- _SUPPLIED DATA_:

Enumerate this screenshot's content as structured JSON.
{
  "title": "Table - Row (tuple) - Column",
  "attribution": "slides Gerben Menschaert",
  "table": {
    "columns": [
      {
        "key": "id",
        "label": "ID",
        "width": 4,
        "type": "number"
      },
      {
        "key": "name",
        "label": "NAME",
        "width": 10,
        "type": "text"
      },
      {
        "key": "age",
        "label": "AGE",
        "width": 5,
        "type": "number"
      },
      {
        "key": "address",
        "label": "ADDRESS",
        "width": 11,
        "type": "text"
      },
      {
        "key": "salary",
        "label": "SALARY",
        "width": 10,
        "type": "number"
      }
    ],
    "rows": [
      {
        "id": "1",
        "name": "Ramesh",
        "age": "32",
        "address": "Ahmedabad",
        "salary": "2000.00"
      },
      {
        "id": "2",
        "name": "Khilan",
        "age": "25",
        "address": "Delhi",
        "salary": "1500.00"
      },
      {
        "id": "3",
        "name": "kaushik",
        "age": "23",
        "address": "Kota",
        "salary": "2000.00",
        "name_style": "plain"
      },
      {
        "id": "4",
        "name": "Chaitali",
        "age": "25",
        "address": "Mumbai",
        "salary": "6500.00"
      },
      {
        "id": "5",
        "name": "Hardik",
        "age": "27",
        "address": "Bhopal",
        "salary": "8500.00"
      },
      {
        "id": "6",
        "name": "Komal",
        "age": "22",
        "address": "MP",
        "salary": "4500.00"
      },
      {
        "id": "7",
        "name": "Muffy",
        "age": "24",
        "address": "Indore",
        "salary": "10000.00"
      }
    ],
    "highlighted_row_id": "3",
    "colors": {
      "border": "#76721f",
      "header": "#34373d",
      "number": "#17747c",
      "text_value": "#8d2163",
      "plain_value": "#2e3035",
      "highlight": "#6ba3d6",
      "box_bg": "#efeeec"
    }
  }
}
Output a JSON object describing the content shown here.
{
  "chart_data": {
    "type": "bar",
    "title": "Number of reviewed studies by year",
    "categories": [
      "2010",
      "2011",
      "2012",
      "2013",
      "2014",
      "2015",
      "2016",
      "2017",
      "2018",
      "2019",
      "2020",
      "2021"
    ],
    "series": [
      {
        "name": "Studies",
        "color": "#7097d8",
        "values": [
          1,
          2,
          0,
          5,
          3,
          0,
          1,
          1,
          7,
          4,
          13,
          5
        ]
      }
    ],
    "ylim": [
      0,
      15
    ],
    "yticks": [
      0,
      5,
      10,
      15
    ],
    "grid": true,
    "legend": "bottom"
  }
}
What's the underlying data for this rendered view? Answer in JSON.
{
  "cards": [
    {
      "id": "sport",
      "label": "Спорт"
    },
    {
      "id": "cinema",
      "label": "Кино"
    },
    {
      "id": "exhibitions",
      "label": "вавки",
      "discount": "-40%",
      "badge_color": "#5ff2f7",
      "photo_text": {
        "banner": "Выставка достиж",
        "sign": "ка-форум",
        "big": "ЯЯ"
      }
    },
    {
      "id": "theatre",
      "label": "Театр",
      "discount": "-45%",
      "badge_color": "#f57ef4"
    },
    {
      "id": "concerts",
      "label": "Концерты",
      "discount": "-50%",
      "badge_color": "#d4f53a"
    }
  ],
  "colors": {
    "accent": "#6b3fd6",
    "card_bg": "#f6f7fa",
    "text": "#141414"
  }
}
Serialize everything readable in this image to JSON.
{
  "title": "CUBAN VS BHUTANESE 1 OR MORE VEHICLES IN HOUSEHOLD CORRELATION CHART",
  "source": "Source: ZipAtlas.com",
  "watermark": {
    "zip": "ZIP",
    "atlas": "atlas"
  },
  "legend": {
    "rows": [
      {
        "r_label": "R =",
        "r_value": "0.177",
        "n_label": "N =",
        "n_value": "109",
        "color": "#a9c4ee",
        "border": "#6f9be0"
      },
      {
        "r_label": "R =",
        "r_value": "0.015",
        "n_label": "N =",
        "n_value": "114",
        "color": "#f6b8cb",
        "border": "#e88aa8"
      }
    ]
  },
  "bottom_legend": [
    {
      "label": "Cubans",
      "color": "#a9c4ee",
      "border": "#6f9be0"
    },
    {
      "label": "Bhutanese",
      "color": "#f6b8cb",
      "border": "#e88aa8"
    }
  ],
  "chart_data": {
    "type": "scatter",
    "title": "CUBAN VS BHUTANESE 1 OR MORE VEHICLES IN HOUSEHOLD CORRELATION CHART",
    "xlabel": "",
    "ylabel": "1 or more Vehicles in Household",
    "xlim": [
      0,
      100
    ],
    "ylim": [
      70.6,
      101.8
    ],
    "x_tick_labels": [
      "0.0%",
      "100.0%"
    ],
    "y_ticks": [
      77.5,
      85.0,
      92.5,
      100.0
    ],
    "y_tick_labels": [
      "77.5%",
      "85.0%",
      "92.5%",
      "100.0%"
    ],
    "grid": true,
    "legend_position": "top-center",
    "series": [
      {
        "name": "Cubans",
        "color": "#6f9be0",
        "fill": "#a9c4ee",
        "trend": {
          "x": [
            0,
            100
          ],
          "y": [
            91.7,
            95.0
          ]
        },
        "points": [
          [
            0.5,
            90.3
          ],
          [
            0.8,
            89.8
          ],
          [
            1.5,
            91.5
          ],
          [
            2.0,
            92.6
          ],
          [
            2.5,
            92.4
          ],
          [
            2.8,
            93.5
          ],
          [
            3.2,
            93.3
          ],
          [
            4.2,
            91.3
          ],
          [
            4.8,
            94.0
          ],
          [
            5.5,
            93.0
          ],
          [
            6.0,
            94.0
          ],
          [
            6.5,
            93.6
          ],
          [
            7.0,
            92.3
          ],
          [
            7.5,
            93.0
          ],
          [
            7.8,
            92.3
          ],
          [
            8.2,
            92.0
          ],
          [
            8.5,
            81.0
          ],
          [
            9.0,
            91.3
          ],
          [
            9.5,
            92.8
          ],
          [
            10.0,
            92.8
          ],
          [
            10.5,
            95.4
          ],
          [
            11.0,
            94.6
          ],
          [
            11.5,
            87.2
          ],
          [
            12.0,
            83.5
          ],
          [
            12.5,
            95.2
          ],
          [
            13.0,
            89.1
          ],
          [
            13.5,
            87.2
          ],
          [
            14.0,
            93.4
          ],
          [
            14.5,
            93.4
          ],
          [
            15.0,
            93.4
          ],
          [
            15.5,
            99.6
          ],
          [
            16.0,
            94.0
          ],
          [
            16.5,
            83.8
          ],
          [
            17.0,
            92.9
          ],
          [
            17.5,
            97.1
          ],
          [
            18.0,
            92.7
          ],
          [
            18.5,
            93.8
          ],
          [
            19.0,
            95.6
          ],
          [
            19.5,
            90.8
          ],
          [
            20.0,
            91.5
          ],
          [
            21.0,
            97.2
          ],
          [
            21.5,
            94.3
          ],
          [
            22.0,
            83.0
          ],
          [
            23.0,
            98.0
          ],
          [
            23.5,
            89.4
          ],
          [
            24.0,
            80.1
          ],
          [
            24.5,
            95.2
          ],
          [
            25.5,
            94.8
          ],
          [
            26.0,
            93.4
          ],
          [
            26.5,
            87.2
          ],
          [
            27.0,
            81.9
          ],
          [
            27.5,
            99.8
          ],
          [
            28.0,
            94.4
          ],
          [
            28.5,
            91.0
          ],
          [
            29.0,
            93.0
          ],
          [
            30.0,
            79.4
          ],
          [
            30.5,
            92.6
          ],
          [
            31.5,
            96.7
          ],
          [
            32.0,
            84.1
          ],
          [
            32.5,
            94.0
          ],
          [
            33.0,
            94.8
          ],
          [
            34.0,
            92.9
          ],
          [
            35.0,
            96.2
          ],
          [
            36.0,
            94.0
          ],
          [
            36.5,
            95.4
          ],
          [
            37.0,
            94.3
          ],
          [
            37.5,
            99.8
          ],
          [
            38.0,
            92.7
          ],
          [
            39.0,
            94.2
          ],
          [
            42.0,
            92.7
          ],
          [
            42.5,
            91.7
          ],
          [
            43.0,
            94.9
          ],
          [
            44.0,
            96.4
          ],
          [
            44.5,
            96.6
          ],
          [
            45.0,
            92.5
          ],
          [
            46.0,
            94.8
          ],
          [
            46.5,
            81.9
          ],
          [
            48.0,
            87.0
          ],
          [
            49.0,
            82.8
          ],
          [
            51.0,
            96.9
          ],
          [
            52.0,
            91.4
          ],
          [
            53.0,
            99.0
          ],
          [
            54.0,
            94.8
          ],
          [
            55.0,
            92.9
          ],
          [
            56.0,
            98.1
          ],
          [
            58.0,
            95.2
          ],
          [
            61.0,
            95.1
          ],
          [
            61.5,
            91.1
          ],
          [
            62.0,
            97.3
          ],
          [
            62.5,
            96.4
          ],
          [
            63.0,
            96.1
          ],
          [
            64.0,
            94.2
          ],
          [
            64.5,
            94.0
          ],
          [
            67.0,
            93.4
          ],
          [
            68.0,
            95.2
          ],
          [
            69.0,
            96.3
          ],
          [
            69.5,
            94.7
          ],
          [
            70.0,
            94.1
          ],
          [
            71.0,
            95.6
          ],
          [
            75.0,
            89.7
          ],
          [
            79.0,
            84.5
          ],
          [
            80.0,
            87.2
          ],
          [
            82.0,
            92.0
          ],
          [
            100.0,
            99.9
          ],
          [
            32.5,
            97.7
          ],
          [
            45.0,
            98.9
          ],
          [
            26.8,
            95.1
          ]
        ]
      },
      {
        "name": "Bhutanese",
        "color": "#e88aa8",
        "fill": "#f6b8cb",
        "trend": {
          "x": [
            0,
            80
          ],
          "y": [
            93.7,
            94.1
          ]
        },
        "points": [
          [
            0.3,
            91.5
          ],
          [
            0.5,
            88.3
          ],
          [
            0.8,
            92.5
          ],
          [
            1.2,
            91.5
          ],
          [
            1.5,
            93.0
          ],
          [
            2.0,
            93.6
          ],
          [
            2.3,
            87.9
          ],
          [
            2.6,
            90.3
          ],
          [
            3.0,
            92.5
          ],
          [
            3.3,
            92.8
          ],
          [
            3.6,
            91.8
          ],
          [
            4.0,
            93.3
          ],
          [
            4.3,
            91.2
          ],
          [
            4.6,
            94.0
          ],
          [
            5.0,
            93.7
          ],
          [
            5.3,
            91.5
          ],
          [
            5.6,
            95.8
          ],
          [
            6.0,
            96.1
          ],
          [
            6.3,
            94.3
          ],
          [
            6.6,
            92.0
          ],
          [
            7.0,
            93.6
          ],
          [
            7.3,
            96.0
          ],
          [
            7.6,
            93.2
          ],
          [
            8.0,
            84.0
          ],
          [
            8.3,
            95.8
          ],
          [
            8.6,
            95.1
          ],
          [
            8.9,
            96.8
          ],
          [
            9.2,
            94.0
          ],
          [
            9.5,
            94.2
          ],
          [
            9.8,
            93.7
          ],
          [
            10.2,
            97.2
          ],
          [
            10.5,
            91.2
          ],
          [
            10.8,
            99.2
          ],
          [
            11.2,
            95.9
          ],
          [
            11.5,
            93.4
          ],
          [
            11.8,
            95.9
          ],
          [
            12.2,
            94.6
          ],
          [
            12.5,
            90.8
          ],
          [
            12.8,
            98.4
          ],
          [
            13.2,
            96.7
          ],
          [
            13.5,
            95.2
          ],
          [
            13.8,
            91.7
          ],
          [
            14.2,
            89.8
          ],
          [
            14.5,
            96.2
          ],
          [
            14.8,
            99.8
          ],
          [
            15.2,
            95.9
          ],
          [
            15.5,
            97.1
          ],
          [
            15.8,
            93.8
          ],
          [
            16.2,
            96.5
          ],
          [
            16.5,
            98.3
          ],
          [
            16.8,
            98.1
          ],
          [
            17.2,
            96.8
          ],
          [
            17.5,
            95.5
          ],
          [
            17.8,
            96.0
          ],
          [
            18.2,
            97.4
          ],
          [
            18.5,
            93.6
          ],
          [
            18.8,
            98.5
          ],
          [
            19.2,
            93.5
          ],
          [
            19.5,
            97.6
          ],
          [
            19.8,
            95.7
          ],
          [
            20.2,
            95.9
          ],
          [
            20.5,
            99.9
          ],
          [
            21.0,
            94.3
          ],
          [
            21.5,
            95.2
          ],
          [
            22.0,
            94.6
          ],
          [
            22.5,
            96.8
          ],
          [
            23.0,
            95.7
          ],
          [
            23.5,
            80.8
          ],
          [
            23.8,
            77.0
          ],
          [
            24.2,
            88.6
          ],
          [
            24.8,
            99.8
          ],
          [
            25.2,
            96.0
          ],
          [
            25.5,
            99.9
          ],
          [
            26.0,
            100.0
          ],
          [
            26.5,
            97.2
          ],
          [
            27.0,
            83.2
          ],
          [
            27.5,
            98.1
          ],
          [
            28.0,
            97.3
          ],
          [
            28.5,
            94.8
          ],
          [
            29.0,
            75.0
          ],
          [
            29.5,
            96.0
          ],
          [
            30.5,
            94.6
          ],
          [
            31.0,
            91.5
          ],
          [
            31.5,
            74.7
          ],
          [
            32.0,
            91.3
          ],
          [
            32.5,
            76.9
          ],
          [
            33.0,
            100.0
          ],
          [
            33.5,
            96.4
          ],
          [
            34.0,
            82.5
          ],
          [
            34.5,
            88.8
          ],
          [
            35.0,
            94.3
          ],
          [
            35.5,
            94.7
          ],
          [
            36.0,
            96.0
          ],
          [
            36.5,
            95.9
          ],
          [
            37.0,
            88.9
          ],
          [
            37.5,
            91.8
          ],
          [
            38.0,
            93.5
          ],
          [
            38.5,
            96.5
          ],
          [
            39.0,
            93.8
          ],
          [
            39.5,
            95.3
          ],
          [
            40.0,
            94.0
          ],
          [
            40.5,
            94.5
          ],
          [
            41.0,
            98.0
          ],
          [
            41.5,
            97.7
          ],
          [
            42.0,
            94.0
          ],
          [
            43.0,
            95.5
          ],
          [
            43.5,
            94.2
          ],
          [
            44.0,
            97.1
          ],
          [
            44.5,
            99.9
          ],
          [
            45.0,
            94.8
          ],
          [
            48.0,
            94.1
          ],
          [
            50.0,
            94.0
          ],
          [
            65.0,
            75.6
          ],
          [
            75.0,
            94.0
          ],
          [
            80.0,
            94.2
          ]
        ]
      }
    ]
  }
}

- _SET EXERCISE_:
Search the preceding listing for "CORRELATION" and extract every line where it is found.

- _COMPLETE OUTPUT_:
  "title": "CUBAN VS BHUTANESE 1 OR MORE VEHICLES IN HOUSEHOLD CORRELATION CHART",
    "title": "CUBAN VS BHUTANESE 1 OR MORE VEHICLES IN HOUSEHOLD CORRELATION CHART",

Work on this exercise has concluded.